**Objective**
Across the material below, how many lines contain the word "binarna"? Give only the number.

Data records:
_ _ _

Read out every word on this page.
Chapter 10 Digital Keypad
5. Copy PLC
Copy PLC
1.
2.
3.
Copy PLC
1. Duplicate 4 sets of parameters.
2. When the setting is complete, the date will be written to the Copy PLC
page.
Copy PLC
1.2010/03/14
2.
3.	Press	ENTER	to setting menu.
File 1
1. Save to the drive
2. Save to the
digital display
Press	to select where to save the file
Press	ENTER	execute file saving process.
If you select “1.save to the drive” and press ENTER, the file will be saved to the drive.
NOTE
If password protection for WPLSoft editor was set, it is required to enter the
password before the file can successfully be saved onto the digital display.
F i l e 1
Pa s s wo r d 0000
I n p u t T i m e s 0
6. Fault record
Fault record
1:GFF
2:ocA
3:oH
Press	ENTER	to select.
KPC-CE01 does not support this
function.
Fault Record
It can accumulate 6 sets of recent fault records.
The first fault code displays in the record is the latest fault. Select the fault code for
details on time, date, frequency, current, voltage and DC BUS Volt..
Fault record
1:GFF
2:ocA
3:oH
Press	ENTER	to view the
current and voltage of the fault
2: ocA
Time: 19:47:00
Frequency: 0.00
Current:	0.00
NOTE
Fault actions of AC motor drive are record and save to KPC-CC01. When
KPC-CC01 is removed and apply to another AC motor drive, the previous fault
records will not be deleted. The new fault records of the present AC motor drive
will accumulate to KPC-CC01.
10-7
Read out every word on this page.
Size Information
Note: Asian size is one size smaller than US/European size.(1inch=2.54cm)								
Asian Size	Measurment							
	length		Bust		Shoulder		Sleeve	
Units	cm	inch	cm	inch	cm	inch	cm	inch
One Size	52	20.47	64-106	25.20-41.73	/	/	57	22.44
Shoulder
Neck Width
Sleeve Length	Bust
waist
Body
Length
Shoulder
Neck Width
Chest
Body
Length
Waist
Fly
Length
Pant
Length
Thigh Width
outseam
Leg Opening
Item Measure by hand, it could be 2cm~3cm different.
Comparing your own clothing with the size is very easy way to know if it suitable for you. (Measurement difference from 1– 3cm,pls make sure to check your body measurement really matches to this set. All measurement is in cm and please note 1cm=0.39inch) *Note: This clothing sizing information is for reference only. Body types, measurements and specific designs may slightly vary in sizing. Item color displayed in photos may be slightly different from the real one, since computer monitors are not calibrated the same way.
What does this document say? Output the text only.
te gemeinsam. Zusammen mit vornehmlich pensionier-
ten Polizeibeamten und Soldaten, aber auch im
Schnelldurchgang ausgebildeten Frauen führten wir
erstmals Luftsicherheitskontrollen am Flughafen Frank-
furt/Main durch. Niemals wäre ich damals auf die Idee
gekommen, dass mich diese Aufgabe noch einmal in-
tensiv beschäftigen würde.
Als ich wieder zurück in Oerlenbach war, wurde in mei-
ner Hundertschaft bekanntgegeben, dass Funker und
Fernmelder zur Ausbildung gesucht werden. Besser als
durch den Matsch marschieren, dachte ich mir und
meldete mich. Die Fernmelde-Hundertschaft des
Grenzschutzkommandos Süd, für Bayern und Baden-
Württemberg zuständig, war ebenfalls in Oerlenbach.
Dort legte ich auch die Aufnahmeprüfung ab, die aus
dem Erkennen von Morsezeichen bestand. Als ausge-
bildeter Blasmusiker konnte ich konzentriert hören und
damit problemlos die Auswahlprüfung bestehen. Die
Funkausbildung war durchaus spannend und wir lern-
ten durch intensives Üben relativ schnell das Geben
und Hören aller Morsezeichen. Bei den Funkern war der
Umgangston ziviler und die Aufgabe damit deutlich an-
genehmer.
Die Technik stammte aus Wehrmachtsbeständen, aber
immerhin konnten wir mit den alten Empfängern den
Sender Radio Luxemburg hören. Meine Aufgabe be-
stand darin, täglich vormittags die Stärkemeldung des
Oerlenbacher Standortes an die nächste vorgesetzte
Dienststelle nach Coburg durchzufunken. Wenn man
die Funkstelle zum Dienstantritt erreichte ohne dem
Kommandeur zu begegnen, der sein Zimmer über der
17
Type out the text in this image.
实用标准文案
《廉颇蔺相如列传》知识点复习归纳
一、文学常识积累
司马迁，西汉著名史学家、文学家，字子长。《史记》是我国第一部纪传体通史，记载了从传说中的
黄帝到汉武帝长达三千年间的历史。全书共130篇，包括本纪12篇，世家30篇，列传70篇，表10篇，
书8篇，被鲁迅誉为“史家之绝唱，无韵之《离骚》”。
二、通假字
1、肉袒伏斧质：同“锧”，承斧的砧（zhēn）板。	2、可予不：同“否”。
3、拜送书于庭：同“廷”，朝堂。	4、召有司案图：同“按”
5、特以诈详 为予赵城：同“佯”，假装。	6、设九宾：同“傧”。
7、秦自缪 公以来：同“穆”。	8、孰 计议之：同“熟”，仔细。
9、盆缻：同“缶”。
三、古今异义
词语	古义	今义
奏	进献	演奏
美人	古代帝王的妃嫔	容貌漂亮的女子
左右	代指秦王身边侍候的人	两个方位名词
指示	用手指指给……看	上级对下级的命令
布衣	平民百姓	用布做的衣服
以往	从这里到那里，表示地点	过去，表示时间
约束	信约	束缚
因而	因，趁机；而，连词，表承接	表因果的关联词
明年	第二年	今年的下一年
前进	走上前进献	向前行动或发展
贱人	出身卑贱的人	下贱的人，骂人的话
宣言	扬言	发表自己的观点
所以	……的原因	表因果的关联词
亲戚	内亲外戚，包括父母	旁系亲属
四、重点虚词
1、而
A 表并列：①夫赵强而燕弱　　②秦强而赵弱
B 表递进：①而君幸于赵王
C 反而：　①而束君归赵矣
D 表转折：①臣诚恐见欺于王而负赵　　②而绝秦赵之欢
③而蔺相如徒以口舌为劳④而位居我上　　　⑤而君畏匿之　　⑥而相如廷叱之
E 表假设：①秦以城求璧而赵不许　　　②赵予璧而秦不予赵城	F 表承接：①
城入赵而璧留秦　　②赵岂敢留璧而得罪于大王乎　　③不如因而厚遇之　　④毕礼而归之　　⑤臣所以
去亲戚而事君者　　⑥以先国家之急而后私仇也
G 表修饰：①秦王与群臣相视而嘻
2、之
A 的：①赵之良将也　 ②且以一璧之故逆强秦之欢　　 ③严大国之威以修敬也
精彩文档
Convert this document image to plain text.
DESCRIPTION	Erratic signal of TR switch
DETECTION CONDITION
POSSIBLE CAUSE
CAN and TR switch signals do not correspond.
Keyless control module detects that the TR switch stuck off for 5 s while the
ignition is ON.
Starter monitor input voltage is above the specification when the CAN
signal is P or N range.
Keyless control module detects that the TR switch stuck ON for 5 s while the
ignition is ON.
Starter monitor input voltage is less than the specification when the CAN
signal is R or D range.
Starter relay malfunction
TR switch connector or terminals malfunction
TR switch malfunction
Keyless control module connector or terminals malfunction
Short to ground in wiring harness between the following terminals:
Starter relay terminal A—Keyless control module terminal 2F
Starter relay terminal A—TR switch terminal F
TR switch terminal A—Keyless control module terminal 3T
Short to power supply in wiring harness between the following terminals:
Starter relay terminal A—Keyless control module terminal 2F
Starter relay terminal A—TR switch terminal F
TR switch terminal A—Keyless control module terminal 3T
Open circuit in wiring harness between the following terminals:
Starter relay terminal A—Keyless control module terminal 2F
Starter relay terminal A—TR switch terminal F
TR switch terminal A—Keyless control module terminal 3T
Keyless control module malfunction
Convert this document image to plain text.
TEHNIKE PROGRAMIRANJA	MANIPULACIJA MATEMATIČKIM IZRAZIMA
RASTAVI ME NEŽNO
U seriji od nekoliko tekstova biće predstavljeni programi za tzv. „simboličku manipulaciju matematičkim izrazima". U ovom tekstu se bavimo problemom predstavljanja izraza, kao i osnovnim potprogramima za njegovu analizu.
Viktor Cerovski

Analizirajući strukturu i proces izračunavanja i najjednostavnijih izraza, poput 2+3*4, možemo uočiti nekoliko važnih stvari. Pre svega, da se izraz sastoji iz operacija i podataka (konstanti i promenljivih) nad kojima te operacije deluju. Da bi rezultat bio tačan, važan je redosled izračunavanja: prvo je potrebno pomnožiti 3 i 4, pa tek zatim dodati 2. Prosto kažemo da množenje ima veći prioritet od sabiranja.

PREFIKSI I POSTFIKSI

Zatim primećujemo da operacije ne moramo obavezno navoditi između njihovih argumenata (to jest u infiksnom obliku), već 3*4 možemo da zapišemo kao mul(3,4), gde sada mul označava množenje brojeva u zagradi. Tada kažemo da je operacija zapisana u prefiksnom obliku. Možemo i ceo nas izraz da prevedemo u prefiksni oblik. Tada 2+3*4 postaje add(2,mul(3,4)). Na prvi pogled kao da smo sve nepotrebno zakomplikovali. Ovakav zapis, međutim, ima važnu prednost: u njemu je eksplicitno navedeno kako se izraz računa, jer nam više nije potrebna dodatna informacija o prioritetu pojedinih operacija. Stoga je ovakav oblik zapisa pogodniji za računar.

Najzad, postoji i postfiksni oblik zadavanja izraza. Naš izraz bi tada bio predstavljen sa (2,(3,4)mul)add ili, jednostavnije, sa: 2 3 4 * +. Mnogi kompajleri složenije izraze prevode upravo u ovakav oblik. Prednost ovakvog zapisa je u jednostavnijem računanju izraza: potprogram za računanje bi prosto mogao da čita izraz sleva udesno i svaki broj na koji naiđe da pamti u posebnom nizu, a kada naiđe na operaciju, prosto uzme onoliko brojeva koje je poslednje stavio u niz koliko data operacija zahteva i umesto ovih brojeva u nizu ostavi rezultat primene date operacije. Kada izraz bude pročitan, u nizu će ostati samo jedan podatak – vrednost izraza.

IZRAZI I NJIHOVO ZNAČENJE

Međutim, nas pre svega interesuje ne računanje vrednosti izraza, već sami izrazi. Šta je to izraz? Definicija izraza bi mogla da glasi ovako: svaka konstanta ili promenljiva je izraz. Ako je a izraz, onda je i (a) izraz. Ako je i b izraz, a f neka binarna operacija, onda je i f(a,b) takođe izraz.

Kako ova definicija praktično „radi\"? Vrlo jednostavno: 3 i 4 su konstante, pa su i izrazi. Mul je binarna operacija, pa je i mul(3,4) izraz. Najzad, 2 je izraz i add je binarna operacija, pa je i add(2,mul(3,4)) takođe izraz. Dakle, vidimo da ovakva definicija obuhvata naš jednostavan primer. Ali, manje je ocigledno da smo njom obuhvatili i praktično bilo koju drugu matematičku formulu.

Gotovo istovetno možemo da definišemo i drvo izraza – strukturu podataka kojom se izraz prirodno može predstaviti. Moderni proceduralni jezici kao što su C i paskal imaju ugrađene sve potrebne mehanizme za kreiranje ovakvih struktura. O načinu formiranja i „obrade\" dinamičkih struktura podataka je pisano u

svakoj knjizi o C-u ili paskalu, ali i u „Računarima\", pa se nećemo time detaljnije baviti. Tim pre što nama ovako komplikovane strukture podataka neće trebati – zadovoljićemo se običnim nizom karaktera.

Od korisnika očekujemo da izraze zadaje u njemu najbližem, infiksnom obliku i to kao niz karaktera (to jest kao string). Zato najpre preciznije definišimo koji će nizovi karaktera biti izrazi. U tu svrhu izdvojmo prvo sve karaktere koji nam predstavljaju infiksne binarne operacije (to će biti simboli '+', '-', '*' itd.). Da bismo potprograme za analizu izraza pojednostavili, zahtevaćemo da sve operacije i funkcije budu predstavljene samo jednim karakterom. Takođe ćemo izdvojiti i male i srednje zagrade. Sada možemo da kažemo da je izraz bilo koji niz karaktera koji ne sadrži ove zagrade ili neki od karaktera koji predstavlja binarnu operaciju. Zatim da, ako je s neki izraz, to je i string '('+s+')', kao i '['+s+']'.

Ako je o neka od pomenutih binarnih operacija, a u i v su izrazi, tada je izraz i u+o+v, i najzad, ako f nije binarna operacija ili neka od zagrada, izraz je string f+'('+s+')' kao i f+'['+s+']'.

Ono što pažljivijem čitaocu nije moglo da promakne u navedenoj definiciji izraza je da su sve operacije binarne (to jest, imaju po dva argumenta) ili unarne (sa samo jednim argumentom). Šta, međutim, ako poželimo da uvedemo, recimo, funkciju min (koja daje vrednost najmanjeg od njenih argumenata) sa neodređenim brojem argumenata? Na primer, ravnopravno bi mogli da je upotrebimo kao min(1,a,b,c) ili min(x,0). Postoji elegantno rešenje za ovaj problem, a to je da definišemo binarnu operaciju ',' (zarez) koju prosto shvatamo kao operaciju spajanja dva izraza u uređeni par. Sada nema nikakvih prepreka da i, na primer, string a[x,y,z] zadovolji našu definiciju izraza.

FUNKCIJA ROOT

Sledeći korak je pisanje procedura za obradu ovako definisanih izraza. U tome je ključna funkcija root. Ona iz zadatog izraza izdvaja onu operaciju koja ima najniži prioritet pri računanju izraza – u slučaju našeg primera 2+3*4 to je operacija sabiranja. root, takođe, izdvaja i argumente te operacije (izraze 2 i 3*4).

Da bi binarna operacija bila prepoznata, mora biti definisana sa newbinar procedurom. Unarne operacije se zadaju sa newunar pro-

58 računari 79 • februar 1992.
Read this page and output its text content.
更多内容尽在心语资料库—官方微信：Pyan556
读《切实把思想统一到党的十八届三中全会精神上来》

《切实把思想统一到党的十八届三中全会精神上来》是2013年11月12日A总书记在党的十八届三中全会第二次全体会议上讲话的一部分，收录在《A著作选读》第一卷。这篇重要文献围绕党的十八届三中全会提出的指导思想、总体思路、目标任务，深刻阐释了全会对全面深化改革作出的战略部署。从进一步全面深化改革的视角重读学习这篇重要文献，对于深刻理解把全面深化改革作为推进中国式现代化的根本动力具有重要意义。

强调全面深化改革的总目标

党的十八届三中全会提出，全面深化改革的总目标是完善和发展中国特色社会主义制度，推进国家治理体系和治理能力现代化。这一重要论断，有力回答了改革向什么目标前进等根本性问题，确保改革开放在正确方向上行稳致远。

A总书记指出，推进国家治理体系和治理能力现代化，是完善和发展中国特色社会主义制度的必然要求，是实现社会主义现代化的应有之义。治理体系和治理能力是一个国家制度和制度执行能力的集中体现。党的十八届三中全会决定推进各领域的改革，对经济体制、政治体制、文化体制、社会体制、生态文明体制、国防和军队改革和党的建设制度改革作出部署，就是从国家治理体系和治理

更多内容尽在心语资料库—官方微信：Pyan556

_ _ _

**Full solution**
4